(Data records)
▬▬▬▬▬▬▬▬▬▬

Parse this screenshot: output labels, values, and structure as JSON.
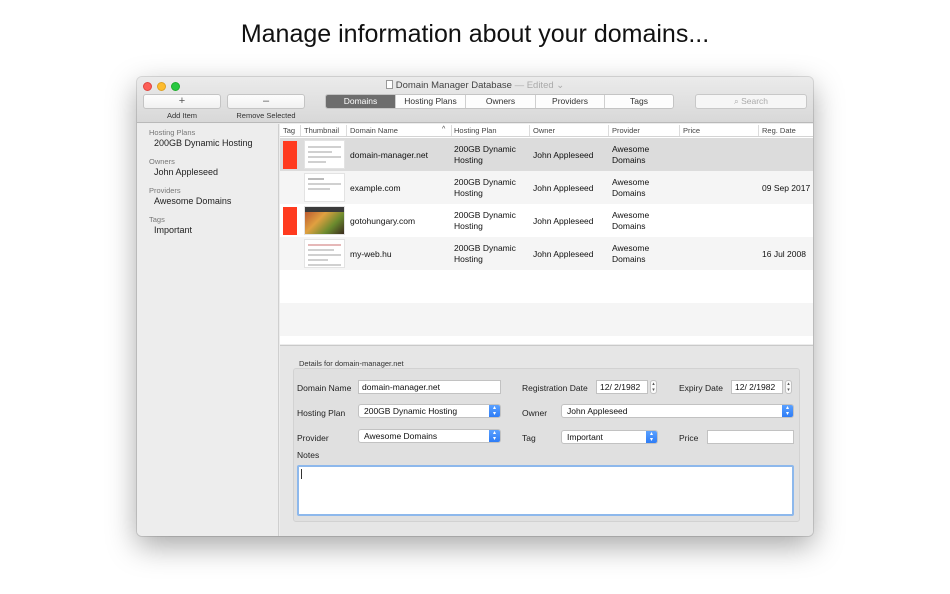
{
  "headline": "Manage information about your domains...",
  "window": {
    "title": "Domain Manager Database",
    "edited": "— Edited"
  },
  "toolbar": {
    "add_symbol": "+",
    "add_label": "Add Item",
    "remove_symbol": "–",
    "remove_label": "Remove Selected",
    "tabs": [
      "Domains",
      "Hosting Plans",
      "Owners",
      "Providers",
      "Tags"
    ],
    "active_tab": "Domains",
    "search_placeholder": "Search"
  },
  "sidebar": {
    "sections": [
      {
        "heading": "Hosting Plans",
        "item": "200GB Dynamic Hosting"
      },
      {
        "heading": "Owners",
        "item": "John Appleseed"
      },
      {
        "heading": "Providers",
        "item": "Awesome Domains"
      },
      {
        "heading": "Tags",
        "item": "Important"
      }
    ]
  },
  "table": {
    "columns": [
      "Tag",
      "Thumbnail",
      "Domain Name",
      "Hosting Plan",
      "Owner",
      "Provider",
      "Price",
      "Reg. Date"
    ],
    "rows": [
      {
        "tag": "red",
        "domain": "domain-manager.net",
        "plan_line1": "200GB Dynamic",
        "plan_line2": "Hosting",
        "owner": "John Appleseed",
        "provider_line1": "Awesome",
        "provider_line2": "Domains",
        "price": "",
        "reg_date": ""
      },
      {
        "tag": "",
        "domain": "example.com",
        "plan_line1": "200GB Dynamic",
        "plan_line2": "Hosting",
        "owner": "John Appleseed",
        "provider_line1": "Awesome",
        "provider_line2": "Domains",
        "price": "",
        "reg_date": "09 Sep 2017"
      },
      {
        "tag": "red",
        "domain": "gotohungary.com",
        "plan_line1": "200GB Dynamic",
        "plan_line2": "Hosting",
        "owner": "John Appleseed",
        "provider_line1": "Awesome",
        "provider_line2": "Domains",
        "price": "",
        "reg_date": ""
      },
      {
        "tag": "",
        "domain": "my-web.hu",
        "plan_line1": "200GB Dynamic",
        "plan_line2": "Hosting",
        "owner": "John Appleseed",
        "provider_line1": "Awesome",
        "provider_line2": "Domains",
        "price": "",
        "reg_date": "16 Jul 2008"
      }
    ]
  },
  "details": {
    "title": "Details for domain-manager.net",
    "domain_name_label": "Domain Name",
    "domain_name_value": "domain-manager.net",
    "registration_label": "Registration Date",
    "registration_value": "12/ 2/1982",
    "expiry_label": "Expiry Date",
    "expiry_value": "12/ 2/1982",
    "hosting_label": "Hosting Plan",
    "hosting_value": "200GB Dynamic Hosting",
    "owner_label": "Owner",
    "owner_value": "John Appleseed",
    "provider_label": "Provider",
    "provider_value": "Awesome Domains",
    "tag_label": "Tag",
    "tag_value": "Important",
    "price_label": "Price",
    "price_value": "",
    "notes_label": "Notes",
    "notes_value": ""
  },
  "colors": {
    "tag_red": "#ff3b1f",
    "accent_blue": "#2e7cf6",
    "selected_row": "#dcdcdc"
  }
}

▬▬▬▬▬▬▬▬▬▬

▶ What the exercise asks:
Pictures are to be left out; repeat all the remaining data exactly.

▶ Response to this exercise:
Parse this screenshot: output labels, values, and structure as JSON.
{
  "headline": "Manage information about your domains...",
  "window": {
    "title": "Domain Manager Database",
    "edited": "— Edited"
  },
  "toolbar": {
    "add_symbol": "+",
    "add_label": "Add Item",
    "remove_symbol": "–",
    "remove_label": "Remove Selected",
    "tabs": [
      "Domains",
      "Hosting Plans",
      "Owners",
      "Providers",
      "Tags"
    ],
    "active_tab": "Domains",
    "search_placeholder": "Search"
  },
  "sidebar": {
    "sections": [
      {
        "heading": "Hosting Plans",
        "item": "200GB Dynamic Hosting"
      },
      {
        "heading": "Owners",
        "item": "John Appleseed"
      },
      {
        "heading": "Providers",
        "item": "Awesome Domains"
      },
      {
        "heading": "Tags",
        "item": "Important"
      }
    ]
  },
  "table": {
    "columns": [
      "Tag",
      "Thumbnail",
      "Domain Name",
      "Hosting Plan",
      "Owner",
      "Provider",
      "Price",
      "Reg. Date"
    ],
    "rows": [
      {
        "tag": "red",
        "domain": "domain-manager.net",
        "plan_line1": "200GB Dynamic",
        "plan_line2": "Hosting",
        "owner": "John Appleseed",
        "provider_line1": "Awesome",
        "provider_line2": "Domains",
        "price": "",
        "reg_date": ""
      },
      {
        "tag": "",
        "domain": "example.com",
        "plan_line1": "200GB Dynamic",
        "plan_line2": "Hosting",
        "owner": "John Appleseed",
        "provider_line1": "Awesome",
        "provider_line2": "Domains",
        "price": "",
        "reg_date": "09 Sep 2017"
      },
      {
        "tag": "red",
        "domain": "gotohungary.com",
        "plan_line1": "200GB Dynamic",
        "plan_line2": "Hosting",
        "owner": "John Appleseed",
        "provider_line1": "Awesome",
        "provider_line2": "Domains",
        "price": "",
        "reg_date": ""
      },
      {
        "tag": "",
        "domain": "my-web.hu",
        "plan_line1": "200GB Dynamic",
        "plan_line2": "Hosting",
        "owner": "John Appleseed",
        "provider_line1": "Awesome",
        "provider_line2": "Domains",
        "price": "",
        "reg_date": "16 Jul 2008"
      }
    ]
  },
  "details": {
    "title": "Details for domain-manager.net",
    "domain_name_label": "Domain Name",
    "domain_name_value": "domain-manager.net",
    "registration_label": "Registration Date",
    "registration_value": "12/ 2/1982",
    "expiry_label": "Expiry Date",
    "expiry_value": "12/ 2/1982",
    "hosting_label": "Hosting Plan",
    "hosting_value": "200GB Dynamic Hosting",
    "owner_label": "Owner",
    "owner_value": "John Appleseed",
    "provider_label": "Provider",
    "provider_value": "Awesome Domains",
    "tag_label": "Tag",
    "tag_value": "Important",
    "price_label": "Price",
    "price_value": "",
    "notes_label": "Notes",
    "notes_value": ""
  },
  "colors": {
    "tag_red": "#ff3b1f",
    "accent_blue": "#2e7cf6",
    "selected_row": "#dcdcdc"
  }
}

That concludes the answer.